# INSTRUCTION:
Lay out the lines from the one containing "593, 552, 615]" through the one containing "456, 1098, 478]", inclusive, as a Markdown table with the columns Row and Entry. Leave out any blank lines.

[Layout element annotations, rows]
—————

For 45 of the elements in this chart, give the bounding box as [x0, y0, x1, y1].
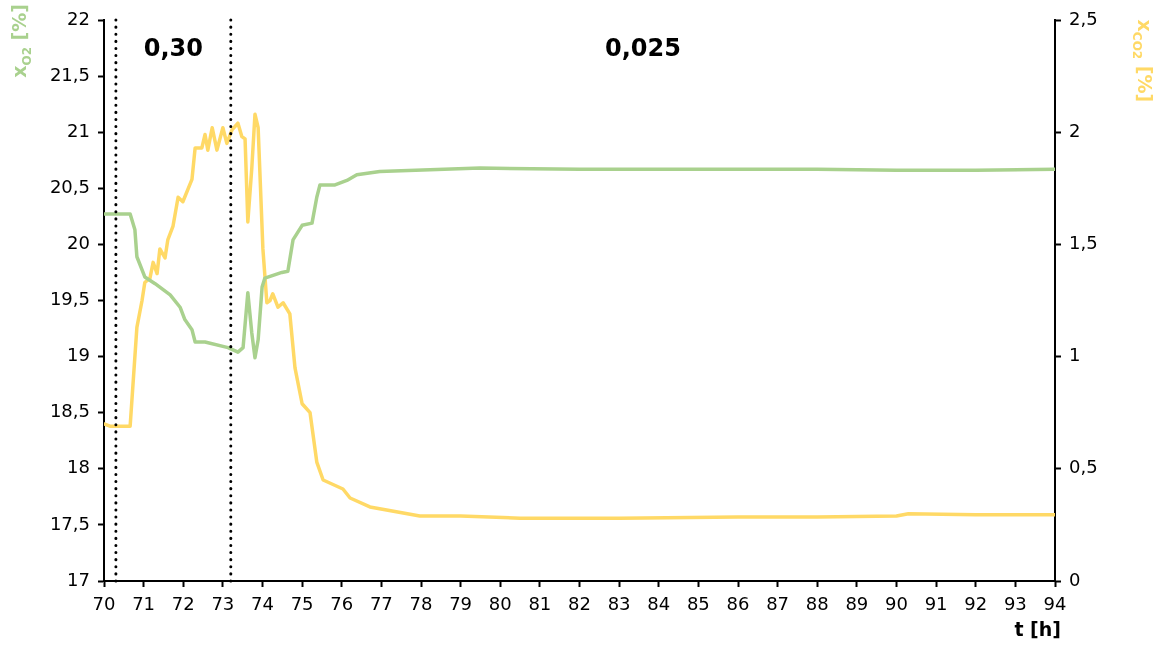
x-tick-label: 81	[528, 593, 552, 615]
y2-tick-label: 1	[1069, 344, 1081, 366]
y-tick-label: 20	[67, 232, 90, 254]
y2-tick-label: 1,5	[1069, 232, 1098, 254]
x-tick-label: 75	[290, 593, 314, 615]
x-tick-label: 90	[885, 593, 908, 615]
x-tick-label: 89	[845, 593, 869, 615]
y2-tick-label: 2	[1069, 119, 1081, 141]
annotation: 0,025	[604, 34, 681, 63]
x-tick-label: 83	[607, 593, 631, 615]
x-tick-label: 92	[964, 593, 988, 615]
x-tick-label: 82	[568, 593, 591, 615]
y-tick-label: 22	[67, 7, 90, 29]
y-tick-label: 18,5	[49, 400, 90, 422]
y2-tick-label: 0,5	[1069, 456, 1098, 478]
x-tick-label: 94	[1043, 593, 1067, 615]
x-tick-label: 72	[171, 593, 195, 615]
y-tick-label: 19,5	[49, 288, 90, 310]
x-tick-label: 88	[805, 593, 829, 615]
x-tick-label: 87	[766, 593, 790, 615]
x-tick-label: 74	[251, 593, 274, 615]
annotation: 0,30	[143, 34, 203, 63]
y2-tick-label: 0	[1069, 568, 1081, 590]
x-tick-label: 76	[330, 593, 354, 615]
y-tick-label: 21,5	[49, 63, 90, 85]
x-axis-title: t [h]	[1014, 618, 1061, 640]
x-tick-label: 77	[369, 593, 393, 615]
x-tick-label: 93	[1003, 593, 1027, 615]
x-tick-label: 71	[132, 593, 156, 615]
y-tick-label: 21	[67, 119, 90, 141]
y-tick-label: 19	[67, 344, 90, 366]
x-tick-label: 86	[726, 593, 750, 615]
y-tick-label: 17,5	[49, 512, 90, 534]
y-tick-label: 20,5	[49, 175, 90, 197]
x-tick-label: 70	[92, 593, 116, 615]
y-tick-label: 17	[67, 568, 90, 590]
y-tick-label: 18	[67, 456, 90, 478]
x-tick-label: 85	[686, 593, 710, 615]
x-tick-label: 73	[211, 593, 235, 615]
x-tick-label: 84	[647, 593, 671, 615]
x-tick-label: 78	[409, 593, 433, 615]
x-tick-label: 79	[449, 593, 473, 615]
y2-tick-label: 2,5	[1069, 7, 1098, 29]
x-tick-label: 91	[924, 593, 948, 615]
x-tick-label: 80	[488, 593, 512, 615]
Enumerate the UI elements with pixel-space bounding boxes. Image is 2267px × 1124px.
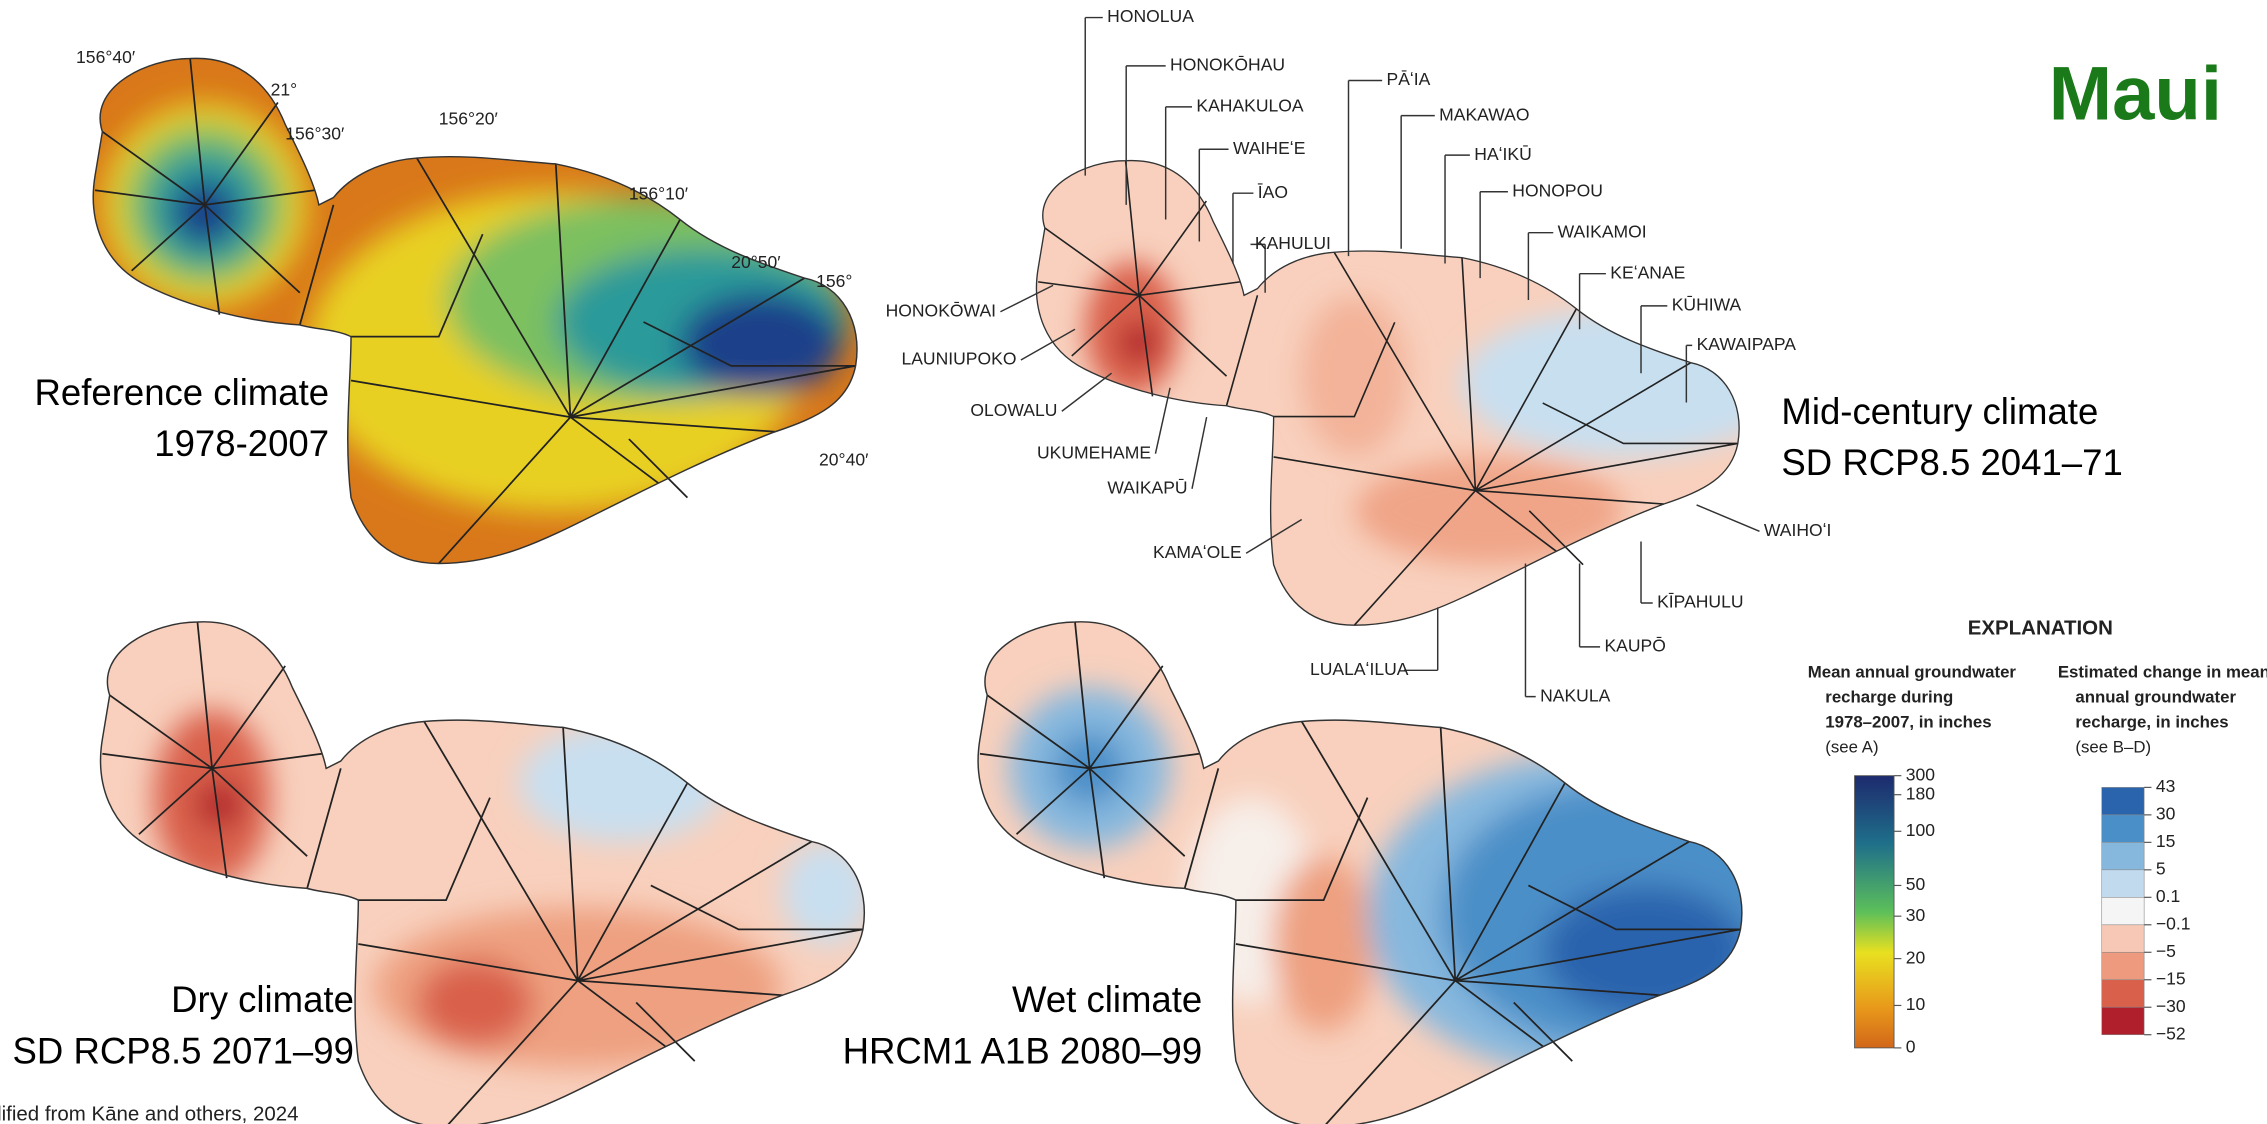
watershed-label: LAUNIUPOKO: [901, 349, 1016, 369]
watershed-label: LUALAʻILUA: [1310, 659, 1409, 679]
watershed-label: HONOKŌWAI: [886, 300, 996, 320]
legend-label: −15: [2156, 968, 2186, 988]
watershed-label: KAUPŌ: [1604, 636, 1665, 656]
page-title: Maui: [2049, 52, 2222, 137]
watershed-label: KAWAIPAPA: [1697, 334, 1797, 354]
watershed-label: WAIKAPŪ: [1107, 477, 1187, 497]
legend-caption: 1978–2007, in inches: [1825, 712, 1991, 731]
map-reference: [93, 58, 857, 563]
legend-swatch: [2102, 787, 2144, 814]
watershed-label: NAKULA: [1540, 685, 1610, 705]
leader-line: [1192, 417, 1207, 489]
leader-line: [1401, 116, 1435, 249]
coordinate-label: 20°40′: [819, 450, 868, 470]
legend-label: 5: [2156, 858, 2166, 878]
coordinate-label: 156°20′: [439, 109, 498, 129]
coordinate-label: 20°50′: [731, 252, 780, 272]
coordinate-label: 156°40′: [76, 47, 135, 67]
coordinate-label: 156°30′: [285, 123, 344, 143]
panel-title: Wet climate: [1012, 979, 1202, 1020]
legend-swatch: [2102, 842, 2144, 869]
watershed-label: KEʻANAE: [1610, 262, 1685, 282]
figure: Maui lified from Kāne and others, 2024 E…: [0, 0, 2267, 1124]
legend-label: 30: [2156, 804, 2176, 824]
leader-line: [1155, 388, 1170, 454]
watershed-label: HONOLUA: [1107, 6, 1194, 26]
legend-label: −5: [2156, 941, 2176, 961]
watershed-label: ĪAO: [1258, 182, 1288, 202]
watershed-label: OLOWALU: [970, 400, 1057, 420]
leader-line: [1580, 563, 1600, 646]
legend-label: 20: [1906, 947, 1926, 967]
legend-swatch: [2102, 897, 2144, 924]
legend-swatch: [2102, 815, 2144, 842]
legend-caption: (see A): [1825, 737, 1878, 756]
legend-caption: Estimated change in mean: [2058, 663, 2267, 682]
legend-heading: EXPLANATION: [1968, 617, 2113, 640]
page: Maui lified from Kāne and others, 2024 E…: [0, 0, 2267, 1124]
watershed-label: MAKAWAO: [1439, 104, 1529, 124]
legend-label: 30: [1906, 905, 1926, 925]
panel-title: Reference climate: [35, 372, 330, 413]
leader-line: [1062, 373, 1112, 411]
coordinate-label: 156°10′: [629, 183, 688, 203]
leader-line: [1445, 155, 1470, 263]
legend-label: 180: [1906, 783, 1936, 803]
legend-label: −52: [2156, 1023, 2186, 1043]
legend-label: 43: [2156, 776, 2176, 796]
watershed-label: HONOPOU: [1512, 180, 1603, 200]
panel-subtitle: HRCM1 A1B 2080–99: [843, 1030, 1203, 1071]
watershed-label: KĪPAHULU: [1657, 592, 1743, 612]
legend-caption: Mean annual groundwater: [1808, 663, 2017, 682]
legend-swatch: [2102, 1007, 2144, 1034]
source-note: lified from Kāne and others, 2024: [0, 1103, 299, 1124]
watershed-label: UKUMEHAME: [1037, 442, 1151, 462]
map-mid-century: [1036, 161, 1784, 626]
leader-line: [1085, 18, 1103, 176]
watershed-label: WAIKAMOI: [1558, 221, 1647, 241]
leader-line: [1697, 505, 1760, 531]
recharge-colorbar: [1855, 776, 1894, 1048]
legend-label: −30: [2156, 996, 2186, 1016]
panel-subtitle: SD RCP8.5 2071–99: [13, 1030, 354, 1071]
coordinate-label: 156°: [816, 271, 852, 291]
legend-label: 50: [1906, 874, 1926, 894]
leader-line: [1641, 542, 1653, 603]
panel-title: Mid-century climate: [1781, 391, 2098, 432]
legend-label: 0.1: [2156, 886, 2180, 906]
legend-label: 10: [1906, 994, 1926, 1014]
panel-title: Dry climate: [171, 979, 354, 1020]
coordinate-label: 21°: [271, 79, 298, 99]
watershed-label: HAʻIKŪ: [1474, 144, 1532, 164]
change-colorbar: [2102, 787, 2144, 1034]
watershed-label: WAIHEʻE: [1233, 138, 1305, 158]
watershed-label: HONOKŌHAU: [1170, 54, 1285, 74]
legend-caption: recharge during: [1825, 688, 1953, 707]
legend-label: 0: [1906, 1037, 1916, 1057]
watershed-label: KAMAʻOLE: [1153, 542, 1242, 562]
panel-subtitle: 1978-2007: [154, 423, 329, 464]
leader-line: [1348, 80, 1382, 256]
leader-line: [1525, 563, 1535, 696]
legend-swatch: [2102, 925, 2144, 952]
legend-swatch: [2102, 870, 2144, 897]
watershed-label: KAHULUI: [1255, 233, 1331, 253]
legend-swatch: [2102, 980, 2144, 1007]
leader-line: [1233, 193, 1253, 263]
legend-caption: (see B–D): [2075, 737, 2151, 756]
legend-label: 100: [1906, 820, 1936, 840]
watershed-label: KAHAKULOA: [1196, 95, 1304, 115]
legend-swatch: [2102, 952, 2144, 979]
legend-caption: recharge, in inches: [2075, 712, 2228, 731]
legend-label: 15: [2156, 831, 2176, 851]
watershed-label: PĀʻIA: [1387, 69, 1431, 89]
legend-caption: annual groundwater: [2075, 688, 2236, 707]
legend-label: 300: [1906, 764, 1936, 784]
watershed-label: WAIHOʻI: [1764, 520, 1832, 540]
legend-label: −0.1: [2156, 913, 2191, 933]
watershed-label: KŪHIWA: [1672, 295, 1742, 315]
panel-subtitle: SD RCP8.5 2041–71: [1781, 442, 2122, 483]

—————

# SOLVED PROBLEM:
| Row | Entry |
|---|---|
| 1 | x-tick-label: 81	[528, 593, 552, 615] |
| 2 | y2-tick-label: 1	[1069, 344, 1081, 366] |
| 3 | y-tick-label: 20	[67, 232, 90, 254] |
| 4 | y2-tick-label: 1,5	[1069, 232, 1098, 254] |
| 5 | x-tick-label: 75	[290, 593, 314, 615] |
| 6 | x-tick-label: 90	[885, 593, 908, 615] |
| 7 | x-tick-label: 89	[845, 593, 869, 615] |
| 8 | y2-tick-label: 2	[1069, 119, 1081, 141] |
| 9 | annotation: 0,025	[604, 34, 681, 63] |
| 10 | x-tick-label: 83	[607, 593, 631, 615] |
| 11 | x-tick-label: 92	[964, 593, 988, 615] |
| 12 | x-tick-label: 82	[568, 593, 591, 615] |
| 13 | y-tick-label: 22	[67, 7, 90, 29] |
| 14 | y-tick-label: 18,5	[49, 400, 90, 422] |
| 15 | y2-tick-label: 0,5	[1069, 456, 1098, 478] |